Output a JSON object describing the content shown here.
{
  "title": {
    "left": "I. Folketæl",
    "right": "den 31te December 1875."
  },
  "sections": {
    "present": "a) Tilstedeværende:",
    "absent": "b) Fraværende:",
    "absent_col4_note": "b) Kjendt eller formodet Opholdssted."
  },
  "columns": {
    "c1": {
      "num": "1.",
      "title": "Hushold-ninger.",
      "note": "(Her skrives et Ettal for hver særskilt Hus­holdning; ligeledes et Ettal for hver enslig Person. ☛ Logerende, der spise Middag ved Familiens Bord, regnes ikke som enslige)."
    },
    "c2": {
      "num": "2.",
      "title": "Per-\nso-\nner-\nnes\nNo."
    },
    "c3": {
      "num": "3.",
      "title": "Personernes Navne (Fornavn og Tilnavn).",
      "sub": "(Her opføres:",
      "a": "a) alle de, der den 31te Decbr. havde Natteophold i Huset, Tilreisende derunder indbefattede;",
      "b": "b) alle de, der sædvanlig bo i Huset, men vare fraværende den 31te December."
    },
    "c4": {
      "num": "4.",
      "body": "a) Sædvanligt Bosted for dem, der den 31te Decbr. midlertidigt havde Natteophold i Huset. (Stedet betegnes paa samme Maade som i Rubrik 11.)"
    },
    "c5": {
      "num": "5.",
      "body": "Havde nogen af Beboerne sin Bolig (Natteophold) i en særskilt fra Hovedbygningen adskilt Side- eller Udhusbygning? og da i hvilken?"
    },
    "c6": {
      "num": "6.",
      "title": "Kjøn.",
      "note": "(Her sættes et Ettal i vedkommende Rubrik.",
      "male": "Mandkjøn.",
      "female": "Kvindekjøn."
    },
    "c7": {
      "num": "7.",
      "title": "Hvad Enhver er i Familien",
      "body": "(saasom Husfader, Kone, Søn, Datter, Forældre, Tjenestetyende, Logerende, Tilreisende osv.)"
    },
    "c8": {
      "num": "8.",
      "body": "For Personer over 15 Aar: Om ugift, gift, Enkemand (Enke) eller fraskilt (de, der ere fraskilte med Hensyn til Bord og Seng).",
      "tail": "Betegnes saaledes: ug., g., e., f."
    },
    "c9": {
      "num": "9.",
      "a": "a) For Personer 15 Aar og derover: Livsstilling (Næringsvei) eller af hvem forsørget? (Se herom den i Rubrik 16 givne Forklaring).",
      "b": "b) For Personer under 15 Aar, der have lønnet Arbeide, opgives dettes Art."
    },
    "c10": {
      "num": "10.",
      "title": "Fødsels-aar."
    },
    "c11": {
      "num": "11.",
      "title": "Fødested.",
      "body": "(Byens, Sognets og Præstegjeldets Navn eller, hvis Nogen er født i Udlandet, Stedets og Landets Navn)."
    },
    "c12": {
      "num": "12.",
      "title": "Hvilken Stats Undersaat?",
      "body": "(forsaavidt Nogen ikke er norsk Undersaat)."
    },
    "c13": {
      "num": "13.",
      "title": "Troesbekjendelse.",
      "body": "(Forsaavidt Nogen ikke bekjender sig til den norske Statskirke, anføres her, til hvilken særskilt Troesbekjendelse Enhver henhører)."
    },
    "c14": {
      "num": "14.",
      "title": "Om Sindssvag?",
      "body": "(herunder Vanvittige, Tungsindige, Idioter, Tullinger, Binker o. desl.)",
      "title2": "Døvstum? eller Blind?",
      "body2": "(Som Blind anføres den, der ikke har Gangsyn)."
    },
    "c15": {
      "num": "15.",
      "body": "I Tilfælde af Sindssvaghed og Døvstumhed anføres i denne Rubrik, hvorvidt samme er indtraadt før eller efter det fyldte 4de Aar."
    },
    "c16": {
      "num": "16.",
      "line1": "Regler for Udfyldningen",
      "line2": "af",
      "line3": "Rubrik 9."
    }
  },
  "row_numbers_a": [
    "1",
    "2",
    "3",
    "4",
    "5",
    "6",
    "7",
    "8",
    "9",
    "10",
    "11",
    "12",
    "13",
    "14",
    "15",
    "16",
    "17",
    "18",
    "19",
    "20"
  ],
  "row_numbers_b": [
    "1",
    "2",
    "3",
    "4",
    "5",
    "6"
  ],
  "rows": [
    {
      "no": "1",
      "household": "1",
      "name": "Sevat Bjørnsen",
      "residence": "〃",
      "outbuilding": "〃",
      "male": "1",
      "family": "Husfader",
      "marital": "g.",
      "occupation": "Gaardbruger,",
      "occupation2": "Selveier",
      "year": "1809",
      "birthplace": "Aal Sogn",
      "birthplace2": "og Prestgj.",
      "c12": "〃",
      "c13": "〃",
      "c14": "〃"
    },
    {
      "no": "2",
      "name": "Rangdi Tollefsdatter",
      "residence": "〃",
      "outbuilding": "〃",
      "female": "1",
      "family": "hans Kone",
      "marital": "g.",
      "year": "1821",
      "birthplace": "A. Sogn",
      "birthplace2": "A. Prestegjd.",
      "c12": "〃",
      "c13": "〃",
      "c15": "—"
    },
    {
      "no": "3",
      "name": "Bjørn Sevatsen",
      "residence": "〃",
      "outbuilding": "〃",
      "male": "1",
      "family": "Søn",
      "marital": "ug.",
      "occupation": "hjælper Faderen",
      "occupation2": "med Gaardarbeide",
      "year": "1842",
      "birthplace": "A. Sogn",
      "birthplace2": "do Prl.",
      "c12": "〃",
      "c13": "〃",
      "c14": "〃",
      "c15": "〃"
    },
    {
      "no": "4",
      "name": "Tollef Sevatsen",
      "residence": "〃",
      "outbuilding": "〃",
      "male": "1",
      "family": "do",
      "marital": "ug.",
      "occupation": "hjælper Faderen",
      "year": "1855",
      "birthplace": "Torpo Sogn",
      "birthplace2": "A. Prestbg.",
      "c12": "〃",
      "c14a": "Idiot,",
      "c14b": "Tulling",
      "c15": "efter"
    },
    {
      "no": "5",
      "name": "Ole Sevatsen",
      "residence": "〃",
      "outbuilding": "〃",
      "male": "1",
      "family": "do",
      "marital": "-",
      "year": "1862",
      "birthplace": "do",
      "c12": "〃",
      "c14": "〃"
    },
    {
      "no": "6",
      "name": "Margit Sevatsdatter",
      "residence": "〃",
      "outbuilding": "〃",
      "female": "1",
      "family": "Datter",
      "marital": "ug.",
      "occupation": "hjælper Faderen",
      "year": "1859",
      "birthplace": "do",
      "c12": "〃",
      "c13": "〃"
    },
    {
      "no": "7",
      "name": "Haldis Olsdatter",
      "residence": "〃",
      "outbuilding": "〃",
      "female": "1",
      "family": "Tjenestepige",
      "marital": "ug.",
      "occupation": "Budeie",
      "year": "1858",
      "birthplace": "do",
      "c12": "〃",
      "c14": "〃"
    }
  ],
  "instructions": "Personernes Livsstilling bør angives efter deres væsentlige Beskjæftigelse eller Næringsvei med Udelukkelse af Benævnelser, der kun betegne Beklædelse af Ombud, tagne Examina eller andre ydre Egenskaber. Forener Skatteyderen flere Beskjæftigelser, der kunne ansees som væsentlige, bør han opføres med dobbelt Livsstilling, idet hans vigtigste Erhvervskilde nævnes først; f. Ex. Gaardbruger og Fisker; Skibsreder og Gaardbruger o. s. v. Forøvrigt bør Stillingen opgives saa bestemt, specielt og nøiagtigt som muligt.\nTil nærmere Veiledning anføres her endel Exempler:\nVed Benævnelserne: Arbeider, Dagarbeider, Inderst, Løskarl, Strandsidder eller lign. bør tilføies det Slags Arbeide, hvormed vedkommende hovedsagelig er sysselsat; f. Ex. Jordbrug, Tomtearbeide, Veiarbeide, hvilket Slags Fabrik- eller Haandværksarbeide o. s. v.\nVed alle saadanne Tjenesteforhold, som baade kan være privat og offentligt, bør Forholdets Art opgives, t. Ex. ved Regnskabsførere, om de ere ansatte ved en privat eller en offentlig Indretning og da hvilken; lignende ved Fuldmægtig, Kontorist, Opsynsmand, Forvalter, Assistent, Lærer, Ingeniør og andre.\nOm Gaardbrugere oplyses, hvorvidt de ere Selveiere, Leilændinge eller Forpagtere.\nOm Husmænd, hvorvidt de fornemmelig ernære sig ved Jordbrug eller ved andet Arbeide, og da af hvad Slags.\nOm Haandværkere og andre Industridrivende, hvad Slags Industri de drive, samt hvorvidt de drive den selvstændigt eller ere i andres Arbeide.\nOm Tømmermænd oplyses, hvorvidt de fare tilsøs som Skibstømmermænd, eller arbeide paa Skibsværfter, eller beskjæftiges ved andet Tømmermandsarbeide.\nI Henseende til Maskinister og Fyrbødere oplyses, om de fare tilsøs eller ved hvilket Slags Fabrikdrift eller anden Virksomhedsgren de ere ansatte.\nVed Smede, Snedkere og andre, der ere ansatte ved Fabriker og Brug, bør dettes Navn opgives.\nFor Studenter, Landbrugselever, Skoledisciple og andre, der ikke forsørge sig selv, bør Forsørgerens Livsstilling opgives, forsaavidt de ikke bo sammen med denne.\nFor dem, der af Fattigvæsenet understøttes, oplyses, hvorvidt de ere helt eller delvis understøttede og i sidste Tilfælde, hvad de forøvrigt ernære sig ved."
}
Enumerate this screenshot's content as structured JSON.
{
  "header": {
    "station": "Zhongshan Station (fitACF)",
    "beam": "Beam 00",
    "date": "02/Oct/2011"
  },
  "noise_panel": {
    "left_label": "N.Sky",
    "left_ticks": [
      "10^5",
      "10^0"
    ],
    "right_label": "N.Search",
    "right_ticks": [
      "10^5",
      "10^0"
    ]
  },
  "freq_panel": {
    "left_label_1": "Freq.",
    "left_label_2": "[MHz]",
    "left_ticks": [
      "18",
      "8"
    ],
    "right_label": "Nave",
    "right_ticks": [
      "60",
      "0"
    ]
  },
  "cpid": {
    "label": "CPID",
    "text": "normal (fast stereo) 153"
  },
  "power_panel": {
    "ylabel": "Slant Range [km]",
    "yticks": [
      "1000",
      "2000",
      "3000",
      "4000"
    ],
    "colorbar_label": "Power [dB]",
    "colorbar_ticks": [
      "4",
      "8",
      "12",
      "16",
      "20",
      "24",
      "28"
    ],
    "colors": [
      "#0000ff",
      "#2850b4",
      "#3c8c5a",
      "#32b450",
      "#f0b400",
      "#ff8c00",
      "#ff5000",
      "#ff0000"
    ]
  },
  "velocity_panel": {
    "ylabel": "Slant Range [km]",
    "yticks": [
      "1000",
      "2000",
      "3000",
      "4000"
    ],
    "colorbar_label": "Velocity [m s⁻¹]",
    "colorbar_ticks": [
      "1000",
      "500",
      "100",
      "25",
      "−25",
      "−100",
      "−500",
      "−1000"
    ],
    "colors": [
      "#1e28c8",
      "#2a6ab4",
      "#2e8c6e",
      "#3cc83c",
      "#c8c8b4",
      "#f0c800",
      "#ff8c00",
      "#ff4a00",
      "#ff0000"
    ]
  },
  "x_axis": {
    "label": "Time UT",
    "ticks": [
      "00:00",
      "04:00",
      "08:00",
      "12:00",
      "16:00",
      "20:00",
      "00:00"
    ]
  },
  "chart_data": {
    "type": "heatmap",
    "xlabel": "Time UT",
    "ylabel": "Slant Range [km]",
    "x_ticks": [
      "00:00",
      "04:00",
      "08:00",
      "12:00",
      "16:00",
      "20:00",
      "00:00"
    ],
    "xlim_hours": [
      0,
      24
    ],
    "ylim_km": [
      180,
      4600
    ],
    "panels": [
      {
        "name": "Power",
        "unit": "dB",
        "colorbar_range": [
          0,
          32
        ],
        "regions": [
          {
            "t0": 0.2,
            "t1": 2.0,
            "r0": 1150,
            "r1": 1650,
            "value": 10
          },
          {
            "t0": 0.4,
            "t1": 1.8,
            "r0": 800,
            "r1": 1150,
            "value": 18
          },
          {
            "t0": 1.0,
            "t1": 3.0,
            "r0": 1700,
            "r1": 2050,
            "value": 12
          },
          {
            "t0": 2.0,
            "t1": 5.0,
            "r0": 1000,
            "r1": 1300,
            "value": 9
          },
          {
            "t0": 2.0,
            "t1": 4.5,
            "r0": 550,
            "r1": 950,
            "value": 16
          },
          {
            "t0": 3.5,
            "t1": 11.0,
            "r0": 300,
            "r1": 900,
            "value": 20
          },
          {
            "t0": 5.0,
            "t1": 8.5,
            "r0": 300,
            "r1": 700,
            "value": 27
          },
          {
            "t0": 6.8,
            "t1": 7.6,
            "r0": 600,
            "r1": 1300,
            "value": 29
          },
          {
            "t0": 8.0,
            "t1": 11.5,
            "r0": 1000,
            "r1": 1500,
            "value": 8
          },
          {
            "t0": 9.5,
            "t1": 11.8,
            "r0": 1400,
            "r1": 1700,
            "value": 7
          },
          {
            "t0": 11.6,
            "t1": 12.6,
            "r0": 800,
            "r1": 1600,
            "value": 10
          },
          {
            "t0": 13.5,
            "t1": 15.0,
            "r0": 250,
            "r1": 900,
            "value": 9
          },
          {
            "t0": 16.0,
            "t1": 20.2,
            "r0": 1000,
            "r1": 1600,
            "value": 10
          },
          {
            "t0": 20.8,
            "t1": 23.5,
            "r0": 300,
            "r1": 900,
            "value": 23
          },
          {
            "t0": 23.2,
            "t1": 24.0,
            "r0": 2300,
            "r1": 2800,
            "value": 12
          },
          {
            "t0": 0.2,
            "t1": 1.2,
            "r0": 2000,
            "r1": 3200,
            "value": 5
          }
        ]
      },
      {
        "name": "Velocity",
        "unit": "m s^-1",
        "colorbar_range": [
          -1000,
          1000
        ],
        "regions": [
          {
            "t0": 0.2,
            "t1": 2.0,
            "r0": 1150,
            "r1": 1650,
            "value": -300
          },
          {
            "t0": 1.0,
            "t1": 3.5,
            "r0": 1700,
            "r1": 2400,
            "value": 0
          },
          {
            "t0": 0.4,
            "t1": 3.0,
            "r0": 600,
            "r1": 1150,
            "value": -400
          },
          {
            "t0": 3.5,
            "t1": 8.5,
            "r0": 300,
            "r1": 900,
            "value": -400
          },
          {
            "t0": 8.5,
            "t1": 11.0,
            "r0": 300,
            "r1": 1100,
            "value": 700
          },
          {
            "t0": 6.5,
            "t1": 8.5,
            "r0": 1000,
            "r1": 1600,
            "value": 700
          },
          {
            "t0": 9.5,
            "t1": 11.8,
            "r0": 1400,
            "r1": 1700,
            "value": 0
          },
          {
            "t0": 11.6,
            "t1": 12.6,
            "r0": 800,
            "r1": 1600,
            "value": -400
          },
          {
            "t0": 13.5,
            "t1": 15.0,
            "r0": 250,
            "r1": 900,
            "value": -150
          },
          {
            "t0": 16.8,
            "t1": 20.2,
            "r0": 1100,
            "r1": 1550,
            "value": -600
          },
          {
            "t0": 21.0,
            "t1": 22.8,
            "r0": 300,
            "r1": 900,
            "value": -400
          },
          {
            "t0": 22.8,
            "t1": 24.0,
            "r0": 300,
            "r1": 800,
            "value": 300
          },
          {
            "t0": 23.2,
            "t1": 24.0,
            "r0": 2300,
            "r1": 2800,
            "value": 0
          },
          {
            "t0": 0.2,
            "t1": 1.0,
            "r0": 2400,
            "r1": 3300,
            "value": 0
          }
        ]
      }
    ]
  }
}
************
* _TASK TO CARRY OUT_:
List each line of the entries that holds the string "Logerende".

* _SOLUTION BELOW_:
      "note": "(Her skrives et Ettal for hver særskilt Hus­holdning; ligeledes et Ettal for hver enslig Person. ☛ Logerende, der spise Middag ved Familiens Bord, regnes ikke som enslige)."
      "body": "(saasom Husfader, Kone, Søn, Datter, Forældre, Tjenestetyende, Logerende, Tilreisende osv.)"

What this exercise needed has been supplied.